Output solely the number of lines containing the string "بمساحة".
BEGIN Records for this task
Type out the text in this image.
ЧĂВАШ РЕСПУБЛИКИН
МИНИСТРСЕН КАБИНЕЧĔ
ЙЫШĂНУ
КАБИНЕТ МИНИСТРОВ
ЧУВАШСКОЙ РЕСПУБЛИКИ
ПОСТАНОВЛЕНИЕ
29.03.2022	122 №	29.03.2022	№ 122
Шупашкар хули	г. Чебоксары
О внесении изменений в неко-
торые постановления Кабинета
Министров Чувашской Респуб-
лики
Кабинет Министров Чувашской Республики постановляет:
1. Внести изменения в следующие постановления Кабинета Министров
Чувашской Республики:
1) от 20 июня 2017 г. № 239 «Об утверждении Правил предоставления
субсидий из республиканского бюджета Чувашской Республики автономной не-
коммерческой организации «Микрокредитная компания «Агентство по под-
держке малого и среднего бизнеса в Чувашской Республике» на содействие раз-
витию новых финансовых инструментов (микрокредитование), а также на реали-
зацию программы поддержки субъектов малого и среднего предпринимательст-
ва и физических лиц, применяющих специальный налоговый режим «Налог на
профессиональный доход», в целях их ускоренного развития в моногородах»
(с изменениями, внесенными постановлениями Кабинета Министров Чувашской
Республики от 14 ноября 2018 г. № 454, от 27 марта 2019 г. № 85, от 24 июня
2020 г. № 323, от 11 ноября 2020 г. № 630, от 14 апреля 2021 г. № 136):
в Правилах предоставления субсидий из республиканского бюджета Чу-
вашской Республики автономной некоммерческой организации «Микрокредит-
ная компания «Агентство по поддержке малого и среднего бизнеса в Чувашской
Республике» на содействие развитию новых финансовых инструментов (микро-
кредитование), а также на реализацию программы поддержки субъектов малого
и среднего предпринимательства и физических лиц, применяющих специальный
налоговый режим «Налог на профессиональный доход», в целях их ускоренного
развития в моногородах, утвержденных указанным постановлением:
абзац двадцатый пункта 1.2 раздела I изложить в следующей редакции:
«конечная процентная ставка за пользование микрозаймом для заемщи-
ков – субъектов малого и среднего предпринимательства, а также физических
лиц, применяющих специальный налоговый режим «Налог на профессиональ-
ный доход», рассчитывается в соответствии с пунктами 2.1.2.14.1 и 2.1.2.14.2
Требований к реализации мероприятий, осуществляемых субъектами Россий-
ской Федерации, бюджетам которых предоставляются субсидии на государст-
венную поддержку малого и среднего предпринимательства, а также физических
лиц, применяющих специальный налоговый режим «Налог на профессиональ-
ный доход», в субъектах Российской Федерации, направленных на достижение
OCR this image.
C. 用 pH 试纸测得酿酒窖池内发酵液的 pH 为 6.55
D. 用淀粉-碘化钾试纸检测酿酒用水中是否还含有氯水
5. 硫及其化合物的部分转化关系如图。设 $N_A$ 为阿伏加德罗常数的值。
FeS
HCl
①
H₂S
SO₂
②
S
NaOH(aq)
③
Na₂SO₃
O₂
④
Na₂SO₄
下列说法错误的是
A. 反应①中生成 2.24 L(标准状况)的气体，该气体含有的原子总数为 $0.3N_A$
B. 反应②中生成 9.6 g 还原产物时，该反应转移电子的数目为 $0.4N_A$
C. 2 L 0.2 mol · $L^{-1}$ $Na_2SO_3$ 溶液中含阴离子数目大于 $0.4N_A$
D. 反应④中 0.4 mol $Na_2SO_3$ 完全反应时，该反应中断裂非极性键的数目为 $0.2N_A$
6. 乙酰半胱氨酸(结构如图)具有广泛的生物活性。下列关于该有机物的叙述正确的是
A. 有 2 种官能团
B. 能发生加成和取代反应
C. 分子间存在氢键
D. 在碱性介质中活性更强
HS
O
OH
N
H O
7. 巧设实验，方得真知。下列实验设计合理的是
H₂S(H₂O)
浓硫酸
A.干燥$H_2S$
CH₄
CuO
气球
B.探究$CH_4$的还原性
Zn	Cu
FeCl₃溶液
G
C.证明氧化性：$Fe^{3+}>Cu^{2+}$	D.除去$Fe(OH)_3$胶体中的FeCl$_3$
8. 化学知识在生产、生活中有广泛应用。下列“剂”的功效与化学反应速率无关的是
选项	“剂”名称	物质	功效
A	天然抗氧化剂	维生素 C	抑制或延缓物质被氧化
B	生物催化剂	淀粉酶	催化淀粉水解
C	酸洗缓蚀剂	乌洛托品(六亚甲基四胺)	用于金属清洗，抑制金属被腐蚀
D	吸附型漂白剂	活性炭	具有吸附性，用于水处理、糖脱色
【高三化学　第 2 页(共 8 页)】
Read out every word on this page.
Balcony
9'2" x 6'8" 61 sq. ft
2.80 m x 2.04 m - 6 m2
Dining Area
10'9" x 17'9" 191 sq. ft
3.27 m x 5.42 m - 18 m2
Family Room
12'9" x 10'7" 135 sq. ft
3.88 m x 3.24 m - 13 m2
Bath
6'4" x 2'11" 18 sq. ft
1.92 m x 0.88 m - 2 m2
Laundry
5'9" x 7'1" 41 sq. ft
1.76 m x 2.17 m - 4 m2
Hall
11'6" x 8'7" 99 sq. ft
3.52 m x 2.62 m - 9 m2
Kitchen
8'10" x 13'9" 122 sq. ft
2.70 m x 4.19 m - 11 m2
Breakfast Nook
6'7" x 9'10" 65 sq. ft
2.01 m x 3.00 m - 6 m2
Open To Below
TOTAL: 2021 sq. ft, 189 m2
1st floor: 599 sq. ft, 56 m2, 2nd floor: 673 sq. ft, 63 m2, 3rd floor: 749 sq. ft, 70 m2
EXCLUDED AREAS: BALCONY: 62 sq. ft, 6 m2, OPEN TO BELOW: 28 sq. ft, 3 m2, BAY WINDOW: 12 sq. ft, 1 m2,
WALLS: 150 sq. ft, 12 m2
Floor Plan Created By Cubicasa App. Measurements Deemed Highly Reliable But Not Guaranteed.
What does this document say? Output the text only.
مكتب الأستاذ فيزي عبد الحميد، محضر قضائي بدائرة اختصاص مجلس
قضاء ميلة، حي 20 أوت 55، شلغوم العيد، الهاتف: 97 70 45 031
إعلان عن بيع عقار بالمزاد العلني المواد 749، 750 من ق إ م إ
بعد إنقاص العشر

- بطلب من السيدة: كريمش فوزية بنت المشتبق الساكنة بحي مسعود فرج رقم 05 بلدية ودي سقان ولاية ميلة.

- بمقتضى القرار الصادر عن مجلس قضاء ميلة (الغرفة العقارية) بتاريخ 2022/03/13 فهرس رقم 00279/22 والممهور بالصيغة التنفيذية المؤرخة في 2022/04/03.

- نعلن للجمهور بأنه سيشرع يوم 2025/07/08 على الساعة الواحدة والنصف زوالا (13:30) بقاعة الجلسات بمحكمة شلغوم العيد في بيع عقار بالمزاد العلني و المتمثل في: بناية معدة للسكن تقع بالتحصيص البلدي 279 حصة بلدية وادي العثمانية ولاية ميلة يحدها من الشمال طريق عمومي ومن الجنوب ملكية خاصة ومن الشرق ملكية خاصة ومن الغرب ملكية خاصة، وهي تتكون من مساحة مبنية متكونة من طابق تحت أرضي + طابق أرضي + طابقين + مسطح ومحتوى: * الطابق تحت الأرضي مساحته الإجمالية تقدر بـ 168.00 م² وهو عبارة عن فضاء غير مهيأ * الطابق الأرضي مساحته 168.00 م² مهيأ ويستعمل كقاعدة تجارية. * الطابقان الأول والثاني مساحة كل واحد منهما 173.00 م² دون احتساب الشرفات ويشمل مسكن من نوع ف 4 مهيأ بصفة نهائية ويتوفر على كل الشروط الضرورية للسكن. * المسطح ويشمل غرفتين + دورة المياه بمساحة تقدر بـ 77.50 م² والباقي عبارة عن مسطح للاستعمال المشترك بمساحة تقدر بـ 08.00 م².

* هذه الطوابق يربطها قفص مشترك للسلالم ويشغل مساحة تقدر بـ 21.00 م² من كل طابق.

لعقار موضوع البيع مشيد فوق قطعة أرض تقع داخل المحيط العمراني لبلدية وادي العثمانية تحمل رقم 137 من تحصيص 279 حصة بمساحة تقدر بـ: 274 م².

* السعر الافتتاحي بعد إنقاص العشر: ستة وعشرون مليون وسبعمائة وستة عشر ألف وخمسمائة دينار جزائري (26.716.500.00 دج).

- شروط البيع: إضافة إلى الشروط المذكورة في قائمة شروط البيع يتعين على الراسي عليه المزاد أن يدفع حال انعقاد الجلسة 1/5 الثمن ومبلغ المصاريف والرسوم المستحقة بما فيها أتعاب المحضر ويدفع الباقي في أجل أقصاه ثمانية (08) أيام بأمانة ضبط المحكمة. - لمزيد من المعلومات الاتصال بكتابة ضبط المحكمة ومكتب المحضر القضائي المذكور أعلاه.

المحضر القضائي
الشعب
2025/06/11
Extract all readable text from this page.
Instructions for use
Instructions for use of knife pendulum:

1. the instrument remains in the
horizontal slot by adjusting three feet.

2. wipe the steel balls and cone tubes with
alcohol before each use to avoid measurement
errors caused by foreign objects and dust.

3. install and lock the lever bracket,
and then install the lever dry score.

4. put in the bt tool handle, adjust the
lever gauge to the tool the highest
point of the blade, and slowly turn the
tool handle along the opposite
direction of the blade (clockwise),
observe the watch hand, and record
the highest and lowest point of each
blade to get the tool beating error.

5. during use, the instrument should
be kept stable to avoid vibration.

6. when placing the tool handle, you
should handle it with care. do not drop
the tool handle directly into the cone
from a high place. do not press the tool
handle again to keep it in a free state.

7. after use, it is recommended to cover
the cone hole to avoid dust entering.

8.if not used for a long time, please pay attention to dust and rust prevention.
END Records for this task
**Response**
2